▸ Página

Convidados classificaram a proibição dos rituais religiosos com animais como hipocrisia, especialmente em um país com alto consumo de carne
Sacrifício de animais é defendido em ritos de expressão religiosa

Proibição de animais em rituais é considerada intolerância

Tema será discutido no STF e motivou audiência pública na ALMG, quando convidados destacaram contradições da proposta.

26/03/2019 - 22:59 - Atualizado em 27/03/2019 - 12:13

“Por que não podemos comer uma carne que acreditamos ser sagrada e que queremos compartilhar entre nós e com os nossos orixás, nossos deuses? É como qualquer cristão com seu peru na mesa de Natal”, disse Makota Kindoialé, do Quilombo Manzo. A comparação foi feita durante audiência na Assembleia Legislativa de Minas Gerais (ALMG) que tratou da intolerância religiosa.

Realizada pela Comissão de Direitos Humanos na noite desta terça-feira (26/3/19), a reunião foi motivada pela proximidade do julgamento, no Supremo Tribunal Federal (STF), do Recurso Extraordinário (RE) 494.601, no qual se discute a validade de lei do Rio Grande do Sul que trata do sacrifício de animais em ritos das religiões afro-brasileiras. A Corte deve começar a discussão do assunto na próxima quinta-feira (28).

Os convidados da reunião questionaram os motivos que levariam à proibição, bem como o uso dos termos “abate” e “sacrifício”. O primeiro foi negado, o segundo foi considerado aceitável por muitos dos presentes, enquanto outros preferiram usar a palavra “sacralização” de animais.

O tom geral foi de apontar que é hipócrita proibir os rituais, que implicam na preparação e distribuição da carne do animal sacrificado para todos os participantes dos cultos, em um País com alto consumo de carne e com uma grande indústria de exportação do produto.

Tat’eu Jalabo, também conhecido como Pai Geraldo, da Casa de Cultura Lodê Apara, ressaltou que a indústria alimentícia se utiliza de métodos como inseminação artificial, alimentação com hormônios para os bezerros e abate em grande escala, mas isso não é questionado legalmente como violência contra os animais.

Nos rituais das religiões afrobrasileiras, por sua vez, são adotadas uma série de medidas purificadoras em relação aos animais que participarão e, depois, a “carne sadia” é distribuída por toda a comunidade.

▸ Dados apresentados
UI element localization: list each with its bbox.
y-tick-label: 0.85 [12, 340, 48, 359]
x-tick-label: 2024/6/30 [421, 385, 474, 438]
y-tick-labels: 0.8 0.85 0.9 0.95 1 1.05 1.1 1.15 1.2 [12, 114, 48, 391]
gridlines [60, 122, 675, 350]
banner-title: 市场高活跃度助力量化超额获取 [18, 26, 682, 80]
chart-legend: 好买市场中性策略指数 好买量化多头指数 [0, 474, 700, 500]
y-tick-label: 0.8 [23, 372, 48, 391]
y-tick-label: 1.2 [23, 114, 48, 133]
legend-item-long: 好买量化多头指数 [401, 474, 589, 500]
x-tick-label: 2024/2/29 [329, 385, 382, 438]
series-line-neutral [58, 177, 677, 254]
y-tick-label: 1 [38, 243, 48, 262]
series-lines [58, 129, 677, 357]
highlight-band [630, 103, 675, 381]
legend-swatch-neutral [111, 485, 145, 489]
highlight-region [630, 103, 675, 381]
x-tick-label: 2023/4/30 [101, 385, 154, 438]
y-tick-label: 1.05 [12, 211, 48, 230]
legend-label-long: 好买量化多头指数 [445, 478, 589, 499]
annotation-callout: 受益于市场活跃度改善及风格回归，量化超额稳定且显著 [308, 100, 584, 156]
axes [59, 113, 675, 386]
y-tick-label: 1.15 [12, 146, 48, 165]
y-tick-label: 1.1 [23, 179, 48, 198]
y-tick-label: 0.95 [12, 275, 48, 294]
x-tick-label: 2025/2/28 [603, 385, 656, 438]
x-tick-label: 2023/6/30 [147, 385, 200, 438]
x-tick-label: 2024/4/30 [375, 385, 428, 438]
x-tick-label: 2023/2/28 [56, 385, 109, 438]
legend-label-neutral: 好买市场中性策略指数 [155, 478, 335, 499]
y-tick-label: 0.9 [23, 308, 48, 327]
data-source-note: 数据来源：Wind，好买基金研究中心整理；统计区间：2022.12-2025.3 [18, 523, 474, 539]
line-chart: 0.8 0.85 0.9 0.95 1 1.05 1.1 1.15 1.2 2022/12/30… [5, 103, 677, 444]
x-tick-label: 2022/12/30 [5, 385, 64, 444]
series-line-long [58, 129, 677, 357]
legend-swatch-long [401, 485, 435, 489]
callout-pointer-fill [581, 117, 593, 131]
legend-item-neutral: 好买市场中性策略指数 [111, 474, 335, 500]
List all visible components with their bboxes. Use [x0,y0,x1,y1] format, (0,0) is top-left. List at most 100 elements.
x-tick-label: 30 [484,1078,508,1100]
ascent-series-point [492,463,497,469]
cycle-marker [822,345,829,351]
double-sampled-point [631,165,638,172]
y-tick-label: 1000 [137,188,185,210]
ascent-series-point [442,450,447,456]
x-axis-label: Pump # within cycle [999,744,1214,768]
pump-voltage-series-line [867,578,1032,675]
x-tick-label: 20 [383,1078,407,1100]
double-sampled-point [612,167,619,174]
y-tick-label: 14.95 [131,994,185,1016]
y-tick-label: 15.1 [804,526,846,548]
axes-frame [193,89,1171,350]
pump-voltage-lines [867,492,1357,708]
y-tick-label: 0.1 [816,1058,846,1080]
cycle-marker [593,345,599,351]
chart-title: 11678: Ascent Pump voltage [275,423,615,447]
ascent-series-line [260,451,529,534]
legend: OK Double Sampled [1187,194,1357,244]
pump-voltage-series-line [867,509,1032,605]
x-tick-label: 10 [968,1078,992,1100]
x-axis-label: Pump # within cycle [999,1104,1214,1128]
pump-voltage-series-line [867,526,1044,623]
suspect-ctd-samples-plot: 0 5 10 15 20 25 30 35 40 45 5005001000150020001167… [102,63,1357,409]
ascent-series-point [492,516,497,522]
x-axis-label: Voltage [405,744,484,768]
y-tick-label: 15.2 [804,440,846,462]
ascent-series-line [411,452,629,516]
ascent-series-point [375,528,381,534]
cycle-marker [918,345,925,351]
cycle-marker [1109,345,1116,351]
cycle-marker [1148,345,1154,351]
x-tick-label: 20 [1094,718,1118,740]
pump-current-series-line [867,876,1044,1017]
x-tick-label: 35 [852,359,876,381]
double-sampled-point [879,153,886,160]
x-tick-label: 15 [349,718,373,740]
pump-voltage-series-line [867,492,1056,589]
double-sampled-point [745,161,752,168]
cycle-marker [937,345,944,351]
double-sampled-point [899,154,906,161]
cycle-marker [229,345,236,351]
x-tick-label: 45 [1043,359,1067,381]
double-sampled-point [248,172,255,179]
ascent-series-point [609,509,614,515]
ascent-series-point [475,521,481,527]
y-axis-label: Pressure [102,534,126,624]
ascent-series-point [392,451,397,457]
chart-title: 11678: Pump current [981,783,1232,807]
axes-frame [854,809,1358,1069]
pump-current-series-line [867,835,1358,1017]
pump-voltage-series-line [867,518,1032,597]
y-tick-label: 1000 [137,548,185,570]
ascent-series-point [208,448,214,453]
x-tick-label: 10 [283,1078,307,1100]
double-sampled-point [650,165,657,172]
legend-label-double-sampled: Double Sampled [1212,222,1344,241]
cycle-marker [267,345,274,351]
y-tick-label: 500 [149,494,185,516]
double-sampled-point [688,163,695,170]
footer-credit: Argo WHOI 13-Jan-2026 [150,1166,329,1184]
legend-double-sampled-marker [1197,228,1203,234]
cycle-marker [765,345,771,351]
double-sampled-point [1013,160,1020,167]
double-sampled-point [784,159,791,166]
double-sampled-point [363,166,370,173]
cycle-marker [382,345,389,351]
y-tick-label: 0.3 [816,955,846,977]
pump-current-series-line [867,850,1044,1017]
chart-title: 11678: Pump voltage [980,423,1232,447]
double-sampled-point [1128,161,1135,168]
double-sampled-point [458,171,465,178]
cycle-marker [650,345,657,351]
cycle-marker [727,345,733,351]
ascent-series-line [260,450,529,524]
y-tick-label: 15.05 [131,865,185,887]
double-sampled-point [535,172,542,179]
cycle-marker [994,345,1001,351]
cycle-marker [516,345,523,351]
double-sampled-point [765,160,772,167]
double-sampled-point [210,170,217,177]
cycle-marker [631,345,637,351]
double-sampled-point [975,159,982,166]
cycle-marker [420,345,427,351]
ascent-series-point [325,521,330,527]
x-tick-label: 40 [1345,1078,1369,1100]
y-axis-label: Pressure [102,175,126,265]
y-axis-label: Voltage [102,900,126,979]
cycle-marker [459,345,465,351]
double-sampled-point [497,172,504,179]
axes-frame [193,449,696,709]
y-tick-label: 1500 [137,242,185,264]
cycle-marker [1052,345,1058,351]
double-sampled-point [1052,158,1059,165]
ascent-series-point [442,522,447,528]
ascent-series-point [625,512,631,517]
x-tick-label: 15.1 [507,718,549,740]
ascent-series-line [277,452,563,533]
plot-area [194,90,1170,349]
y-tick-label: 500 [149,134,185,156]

▸ Objetivo
Copie literalmente o trecho da notícia sobre o sacrifício de animais em rituais religiosos que começa em "26/03/2019 - 22:59" e termina em "próxima quinta-feira (28).".

▸ Resolução da tarefa
26/03/2019 - 22:59 - Atualizado em 27/03/2019 - 12:13

“Por que não podemos comer uma carne que acreditamos ser sagrada e que queremos compartilhar entre nós e com os nossos orixás, nossos deuses? É como qualquer cristão com seu peru na mesa de Natal”, disse Makota Kindoialé, do Quilombo Manzo. A comparação foi feita durante audiência na Assembleia Legislativa de Minas Gerais (ALMG) que tratou da intolerância religiosa.

Realizada pela Comissão de Direitos Humanos na noite desta terça-feira (26/3/19), a reunião foi motivada pela proximidade do julgamento, no Supremo Tribunal Federal (STF), do Recurso Extraordinário (RE) 494.601, no qual se discute a validade de lei do Rio Grande do Sul que trata do sacrifício de animais em ritos das religiões afro-brasileiras. A Corte deve começar a discussão do assunto na próxima quinta-feira (28).